### STATED PROBLEM 1:
Give the listing lines from the one containing "Bar (192, 21, 226, 225)" through the one containing "Bar (273, 130, 280, 225)" as a Markdown table with the columns Number and Listing line, leaving out blank lines.

### EXTRACT TO READ:
◇ ◇ ◇ ◇ ◇ ◇ ◇

X.509 Certificate

Digital Signature

The mechanism on how private and public key are used in validating data integrity is the basic concept for X.509 certificate. There is a set of rules for the key pair logic.

Symmetric Encryption vs. Asymmetric Encryption

Imagine a scenario you needs to send a sensitive document to your friend. The basic method is to encrypt (or protect) with a password. When your friend receives the document, he/she needs your password. The question is how you want to share your password with your friend? This is called Symmetric Encryption

Asymmetric Encryption is designed to solve this problem. Asymmetric Encryption is how old fashion physical mailbox works. This is achieved by generating a pair of key, called Private Key and Public Key. They are mathematically linked to each other, called RSA algorithm.

Public Key is like the mailing address. It’s public and everyone can know.
Private Key is like a key to the mailbox. Only the owner of the mailbox keeps it.

Now with Private key and Public key, you can securely exchange the sensitive document.

1. Exchange Public Key (e.g. get your friend’s mailing address)
2. Encrypt the sensitive document with Private key and send it to your friend. (e.g. Seal your letter with Private Key)
3. Your friend receives the document and decrypt with Public key (E.g. Unlock the letter with your Public Key)

Rules

• Only Private key can decrypt data encrypted with Public key (Private key cannot decrypt)
• Only Public key can decrypt data encrypted with Private key (Public key cannot decrypt)
• Private key is stored in a safe location (e.g. secure server)
• Public key is shared with clients
• Client encrypts data with the Public key. => Only the intended server with the matching Private key can decrypt data.
• Server encrypts data with the Private key. => Only intended clients with the matching Public key can decrypt data.

A key pair - Private Key and Public Key to encrypt and decrypt

The following is the steps to illustrate how the private key and the public key are used to ensure the data came from the trusted source, and contents are not modified.

1. Generate a key pair, Private Key and Public Key

   

2. Public key must be shared with the other side of the communication.

   

3. Prepare data that needs to be shared/sent to the receiver

   

   [!NOTE] If you send data as is, there is no way to guarantee the integrity of data

4. Create a signature using private key and data

   

5. Send data with the signature to the receiver

   

6. The receiver validates the integrity using public key

   

Certificates

Now you can see how to validate the integrity of data using public key and private key. Now the question is How do I know my key is really valid?

1. Generate a key pair, Private Key and Public Key

   

2. Public key must be shared with the other side of the communication.

   

3. Now the question is, How can I trust this key?

◇ ◇ ◇ ◇ ◇ ◇ ◇

### MATERIAL FOR THIS TASK:
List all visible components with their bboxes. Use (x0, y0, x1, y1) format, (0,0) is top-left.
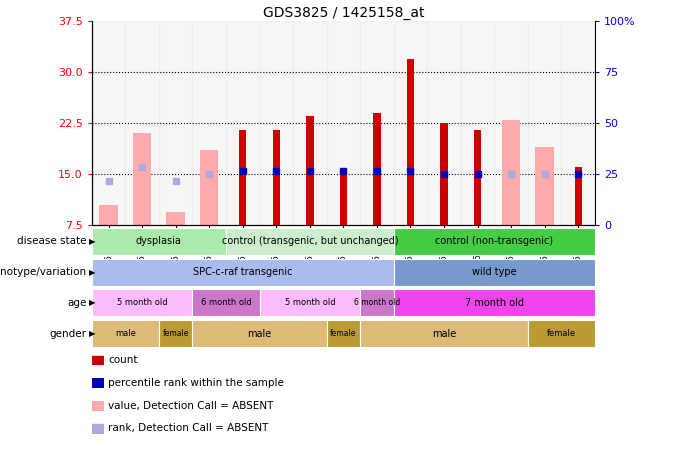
Bar (192, 21, 226, 225)
Text: genotype/variation: genotype/variation (0, 267, 86, 277)
Bar (494, 21, 528, 225)
Bar (260, 21, 293, 225)
Bar (159, 320, 192, 347)
Bar (125, 21, 159, 225)
Text: 5 month old: 5 month old (284, 299, 335, 307)
Text: 6 month old: 6 month old (354, 299, 400, 307)
Bar (575, 167, 582, 225)
Bar (99, 205, 118, 225)
Text: count: count (108, 355, 137, 365)
Bar (306, 117, 313, 225)
Text: 5 month old: 5 month old (117, 299, 167, 307)
Text: ▶: ▶ (89, 299, 96, 307)
Bar (293, 21, 326, 225)
Text: female: female (547, 329, 576, 338)
Text: male: male (248, 328, 271, 339)
Bar (273, 130, 280, 225)
Title: GDS3825 / 1425158_at: GDS3825 / 1425158_at (262, 6, 424, 20)
Text: ▶: ▶ (89, 329, 96, 338)
Bar (562, 21, 595, 225)
Text: rank, Detection Call = ABSENT: rank, Detection Call = ABSENT (108, 423, 269, 434)
Bar (373, 113, 381, 225)
Bar (360, 289, 394, 317)
Text: gender: gender (50, 328, 86, 339)
Bar (535, 147, 554, 225)
Bar (92, 320, 159, 347)
Bar (407, 59, 414, 225)
Text: wild type: wild type (472, 267, 517, 277)
Bar (441, 123, 447, 225)
Bar (461, 21, 494, 225)
Bar (226, 228, 394, 255)
Bar (326, 320, 360, 347)
Bar (226, 21, 260, 225)
Text: 7 month old: 7 month old (465, 298, 524, 308)
Bar (192, 289, 260, 317)
Text: disease state: disease state (17, 236, 86, 246)
Text: age: age (67, 298, 86, 308)
Text: ▶: ▶ (89, 268, 96, 276)
Bar (502, 120, 520, 225)
Bar (200, 150, 218, 225)
Bar (394, 228, 595, 255)
Bar (159, 21, 192, 225)
Bar (260, 289, 360, 317)
Bar (474, 130, 481, 225)
Bar (92, 21, 125, 225)
Text: value, Detection Call = ABSENT: value, Detection Call = ABSENT (108, 401, 273, 411)
Text: control (non-transgenic): control (non-transgenic) (435, 236, 554, 246)
Bar (528, 21, 562, 225)
Bar (528, 320, 595, 347)
Bar (394, 258, 595, 286)
Bar (394, 289, 595, 317)
Bar (92, 289, 192, 317)
Bar (92, 258, 394, 286)
Text: 6 month old: 6 month old (201, 299, 252, 307)
Bar (340, 171, 347, 225)
Bar (326, 21, 360, 225)
Bar (360, 21, 394, 225)
Text: male: male (115, 329, 136, 338)
Bar (192, 320, 326, 347)
Bar (394, 21, 427, 225)
Text: percentile rank within the sample: percentile rank within the sample (108, 378, 284, 388)
Bar (92, 228, 226, 255)
Bar (133, 134, 152, 225)
Text: male: male (432, 328, 456, 339)
Text: female: female (330, 329, 356, 338)
Bar (360, 320, 528, 347)
Bar (427, 21, 461, 225)
Text: dysplasia: dysplasia (136, 236, 182, 246)
Text: SPC-c-raf transgenic: SPC-c-raf transgenic (193, 267, 292, 277)
Text: control (transgenic, but unchanged): control (transgenic, but unchanged) (222, 236, 398, 246)
Bar (239, 130, 246, 225)
Text: ▶: ▶ (89, 237, 96, 246)
Bar (167, 211, 185, 225)
Text: female: female (163, 329, 189, 338)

◇ ◇ ◇ ◇ ◇ ◇ ◇

### STATED PROBLEM 2:
Reproduce the stretch of the X.509 certificate text from "Asymmetric Encryption is designed" through "called RSA algorithm.", switching "mailbox" to "letterbox".

### EXERCISE OUTPUT 1:
| Number | Listing line |
|---|---|
| 1 | Bar (192, 21, 226, 225) |
| 2 | Text: genotype/variation: genotype/variation (0, 267, 86, 277) |
| 3 | Bar (494, 21, 528, 225) |
| 4 | Bar (260, 21, 293, 225) |
| 5 | Bar (159, 320, 192, 347) |
| 6 | Bar (125, 21, 159, 225) |
| 7 | Text: 5 month old: 5 month old (284, 299, 335, 307) |
| 8 | Text: 6 month old: 6 month old (354, 299, 400, 307) |
| 9 | Bar (575, 167, 582, 225) |
| 10 | Bar (99, 205, 118, 225) |
| 11 | Text: count: count (108, 355, 137, 365) |
| 12 | Bar (306, 117, 313, 225) |
| 13 | Text: 5 month old: 5 month old (117, 299, 167, 307) |
| 14 | Text: ▶: ▶ (89, 299, 96, 307) |
| 15 | Bar (293, 21, 326, 225) |
| 16 | Text: female: female (547, 329, 576, 338) |
| 17 | Text: male: male (248, 328, 271, 339) |
| 18 | Bar (273, 130, 280, 225) |

### EXERCISE OUTPUT 2:
Asymmetric Encryption is designed to solve this problem. Asymmetric Encryption is how old fashion physical letterbox works. This is achieved by generating a pair of key, called Private Key and Public Key. They are mathematically linked to each other, called RSA algorithm.